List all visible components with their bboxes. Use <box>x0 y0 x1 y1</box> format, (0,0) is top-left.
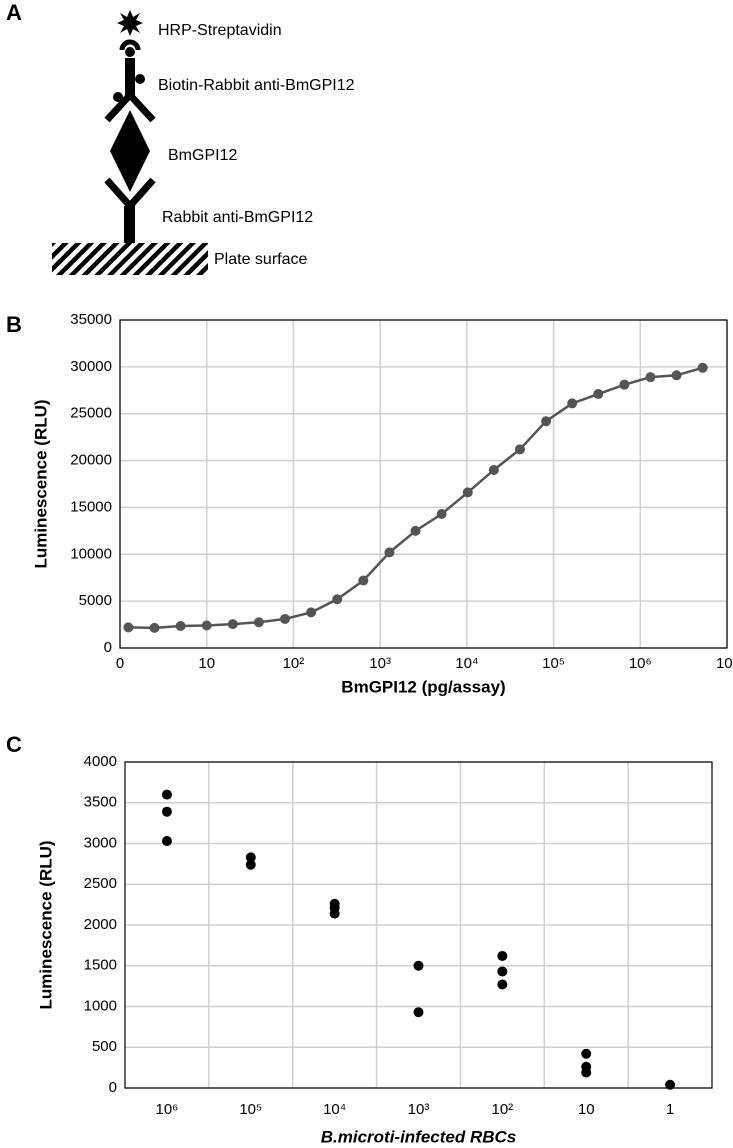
y-tick-label: 2500 <box>84 875 117 892</box>
data-point <box>306 607 317 618</box>
x-tick-label: 10⁴ <box>455 655 478 672</box>
x-tick-label: 10 <box>578 1101 595 1118</box>
x-axis-title: BmGPI12 (pg/assay) <box>341 677 505 696</box>
data-point <box>581 1067 592 1078</box>
x-tick-label: 10⁶ <box>155 1101 178 1118</box>
data-point <box>488 464 499 475</box>
data-point <box>497 966 508 977</box>
data-point <box>436 508 447 519</box>
data-point <box>413 960 424 971</box>
data-point <box>201 620 212 631</box>
diagram-label: Biotin-Rabbit anti-BmGPI12 <box>158 77 355 94</box>
panel-label: A <box>6 0 22 25</box>
data-point <box>410 525 421 536</box>
data-point <box>161 836 172 847</box>
data-point <box>619 379 630 390</box>
assay-diagram: HRP-Streptavidin Biotin-Rabbit anti-BmGP… <box>52 10 355 275</box>
antibody-arms <box>104 89 156 123</box>
data-point <box>541 416 552 427</box>
biotin <box>135 74 145 84</box>
panel-label: B <box>6 312 22 337</box>
x-tick-label: 10² <box>283 655 305 672</box>
data-point <box>497 979 508 990</box>
streptavidin <box>119 39 141 51</box>
y-tick-label: 5000 <box>79 592 112 609</box>
diagram-label: Rabbit anti-BmGPI12 <box>162 209 313 226</box>
hrp-star <box>117 10 143 36</box>
plot-frame <box>119 319 728 649</box>
y-tick-label: 3500 <box>84 794 117 811</box>
data-point <box>567 398 578 409</box>
antigen <box>110 110 150 192</box>
data-point <box>645 372 656 383</box>
plot-frame <box>124 761 713 1089</box>
data-point <box>358 575 369 586</box>
data-point <box>514 444 525 455</box>
x-tick-label: 0 <box>116 655 124 672</box>
data-point <box>413 1007 424 1018</box>
data-line <box>128 366 704 630</box>
x-tick-label: 10⁴ <box>323 1101 346 1118</box>
data-point <box>332 594 343 605</box>
x-tick-label: 10⁵ <box>239 1101 262 1118</box>
y-tick-label: 1000 <box>84 997 117 1014</box>
y-tick-label: 10000 <box>70 545 112 562</box>
y-tick-label: 4000 <box>84 753 117 770</box>
antibody-stem <box>124 206 135 243</box>
x-tick-label: 10² <box>492 1101 514 1118</box>
data-point <box>593 389 604 400</box>
y-axis-title: Luminescence (RLU) <box>36 840 55 1009</box>
y-tick-label: 3000 <box>84 834 117 851</box>
data-point <box>245 852 256 863</box>
y-tick-label: 500 <box>92 1038 117 1055</box>
diagram-label: BmGPI12 <box>168 147 237 164</box>
x-axis-title: B.microti-infected RBCs <box>321 1127 517 1146</box>
data-point <box>245 859 256 870</box>
data-point <box>581 1048 592 1059</box>
data-point <box>227 619 238 630</box>
data-point <box>329 908 340 919</box>
data-point <box>161 789 172 800</box>
x-tick-label: 10³ <box>369 655 391 672</box>
antibody-stem <box>125 58 135 95</box>
y-axis-title: Luminescence (RLU) <box>31 399 50 568</box>
x-tick-label: 10⁶ <box>629 655 652 672</box>
y-tick-label: 0 <box>104 639 112 656</box>
x-tick-label: 10³ <box>408 1101 430 1118</box>
x-tick-label: 10⁵ <box>542 655 565 672</box>
data-point <box>253 617 264 628</box>
data-point <box>175 620 186 631</box>
diagram-label: HRP-Streptavidin <box>158 22 282 39</box>
diagram-label: Plate surface <box>214 251 307 268</box>
data-point <box>280 613 291 624</box>
y-tick-label: 25000 <box>70 405 112 422</box>
data-point <box>697 362 708 373</box>
y-tick-label: 0 <box>109 1079 117 1096</box>
panel-label: C <box>6 732 22 757</box>
plate-surface <box>52 243 208 275</box>
data-point <box>462 487 473 498</box>
y-tick-label: 30000 <box>70 358 112 375</box>
data-point <box>149 622 160 633</box>
y-tick-label: 15000 <box>70 498 112 515</box>
y-tick-label: 1500 <box>84 957 117 974</box>
data-point <box>665 1079 676 1090</box>
data-point <box>123 622 134 633</box>
x-tick-label: 10 <box>198 655 215 672</box>
y-tick-label: 35000 <box>70 311 112 328</box>
y-tick-label: 20000 <box>70 452 112 469</box>
data-point <box>497 950 508 961</box>
x-tick-label: 10⁷ <box>716 655 733 672</box>
data-point <box>384 547 395 558</box>
biotin <box>125 47 135 57</box>
y-tick-label: 2000 <box>84 916 117 933</box>
biotin <box>113 92 123 102</box>
data-point <box>161 806 172 817</box>
x-tick-label: 1 <box>666 1101 674 1118</box>
data-point <box>671 370 682 381</box>
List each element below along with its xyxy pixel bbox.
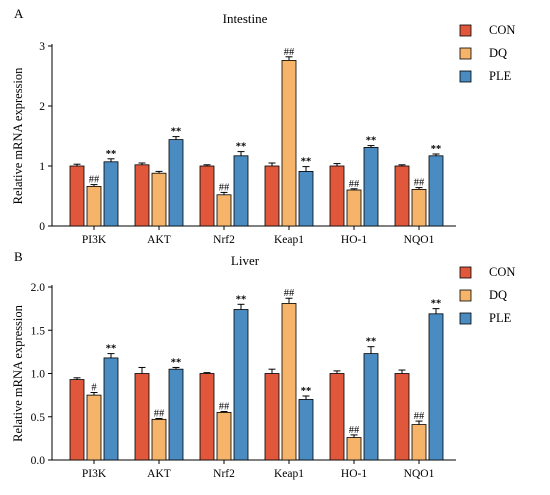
....................
Work instruction: Each line of the material above should be set down exactly, with no pictures.

Task response:
List all visible components with their bboxes. Use <box>x0 y0 x1 y1</box> format, (0,0) is top-left.
y-tick-label: 2500 <box>84 875 117 892</box>
data-point <box>306 607 317 618</box>
x-tick-label: 10⁴ <box>455 655 478 672</box>
x-tick-label: 10 <box>578 1101 595 1118</box>
x-axis-title: BmGPI12 (pg/assay) <box>341 677 505 696</box>
data-point <box>581 1067 592 1078</box>
x-tick-label: 10⁶ <box>155 1101 178 1118</box>
data-point <box>488 464 499 475</box>
data-point <box>497 966 508 977</box>
data-point <box>436 508 447 519</box>
data-point <box>413 960 424 971</box>
data-point <box>201 620 212 631</box>
diagram-label: Biotin-Rabbit anti-BmGPI12 <box>158 77 355 94</box>
panel-label: A <box>6 0 22 25</box>
data-point <box>410 525 421 536</box>
data-point <box>161 836 172 847</box>
data-point <box>619 379 630 390</box>
assay-diagram: HRP-Streptavidin Biotin-Rabbit anti-BmGP… <box>52 10 355 275</box>
antibody-arms <box>104 89 156 123</box>
data-point <box>541 416 552 427</box>
biotin <box>135 74 145 84</box>
panel-label: B <box>6 312 22 337</box>
x-tick-label: 10² <box>283 655 305 672</box>
data-point <box>497 979 508 990</box>
streptavidin <box>119 39 141 51</box>
y-tick-label: 5000 <box>79 592 112 609</box>
diagram-label: Rabbit anti-BmGPI12 <box>162 209 313 226</box>
hrp-star <box>117 10 143 36</box>
plot-frame <box>119 319 728 649</box>
y-tick-label: 3500 <box>84 794 117 811</box>
data-point <box>567 398 578 409</box>
antigen <box>110 110 150 192</box>
data-point <box>645 372 656 383</box>
plot-frame <box>124 761 713 1089</box>
data-point <box>358 575 369 586</box>
data-point <box>514 444 525 455</box>
x-tick-label: 0 <box>116 655 124 672</box>
data-point <box>413 1007 424 1018</box>
data-line <box>128 366 704 630</box>
x-tick-label: 10⁴ <box>323 1101 346 1118</box>
data-point <box>332 594 343 605</box>
x-tick-label: 10⁵ <box>239 1101 262 1118</box>
y-tick-label: 1000 <box>84 997 117 1014</box>
y-tick-label: 10000 <box>70 545 112 562</box>
y-tick-label: 4000 <box>84 753 117 770</box>
antibody-stem <box>124 206 135 243</box>
x-tick-label: 10² <box>492 1101 514 1118</box>
data-point <box>593 389 604 400</box>
y-axis-title: Luminescence (RLU) <box>36 840 55 1009</box>
y-tick-label: 3000 <box>84 834 117 851</box>
data-point <box>245 852 256 863</box>
y-tick-label: 500 <box>92 1038 117 1055</box>
diagram-label: BmGPI12 <box>168 147 237 164</box>
x-axis-title: B.microti-infected RBCs <box>321 1127 517 1146</box>
data-point <box>245 859 256 870</box>
data-point <box>581 1048 592 1059</box>
data-point <box>227 619 238 630</box>
data-point <box>329 908 340 919</box>
data-point <box>161 789 172 800</box>
x-tick-label: 10³ <box>369 655 391 672</box>
antibody-stem <box>125 58 135 95</box>
y-axis-title: Luminescence (RLU) <box>31 399 50 568</box>
x-tick-label: 10⁶ <box>629 655 652 672</box>
y-tick-label: 0 <box>104 639 112 656</box>
x-tick-label: 10³ <box>408 1101 430 1118</box>
x-tick-label: 10⁵ <box>542 655 565 672</box>
data-point <box>253 617 264 628</box>
data-point <box>175 620 186 631</box>
diagram-label: HRP-Streptavidin <box>158 22 282 39</box>
diagram-label: Plate surface <box>214 251 307 268</box>
data-point <box>280 613 291 624</box>
y-tick-label: 25000 <box>70 405 112 422</box>
data-point <box>697 362 708 373</box>
y-tick-label: 0 <box>109 1079 117 1096</box>
panel-label: C <box>6 732 22 757</box>
plate-surface <box>52 243 208 275</box>
data-point <box>462 487 473 498</box>
y-tick-label: 30000 <box>70 358 112 375</box>
data-point <box>149 622 160 633</box>
y-tick-label: 15000 <box>70 498 112 515</box>
y-tick-label: 1500 <box>84 957 117 974</box>
data-point <box>665 1079 676 1090</box>
data-point <box>123 622 134 633</box>
x-tick-label: 10 <box>198 655 215 672</box>
y-tick-label: 35000 <box>70 311 112 328</box>
y-tick-label: 20000 <box>70 452 112 469</box>
data-point <box>497 950 508 961</box>
x-tick-label: 10⁷ <box>716 655 733 672</box>
data-point <box>384 547 395 558</box>
biotin <box>125 47 135 57</box>
y-tick-label: 2000 <box>84 916 117 933</box>
biotin <box>113 92 123 102</box>
data-point <box>161 806 172 817</box>
x-tick-label: 1 <box>666 1101 674 1118</box>
data-point <box>671 370 682 381</box>
List each element below along with its xyxy pixel bbox.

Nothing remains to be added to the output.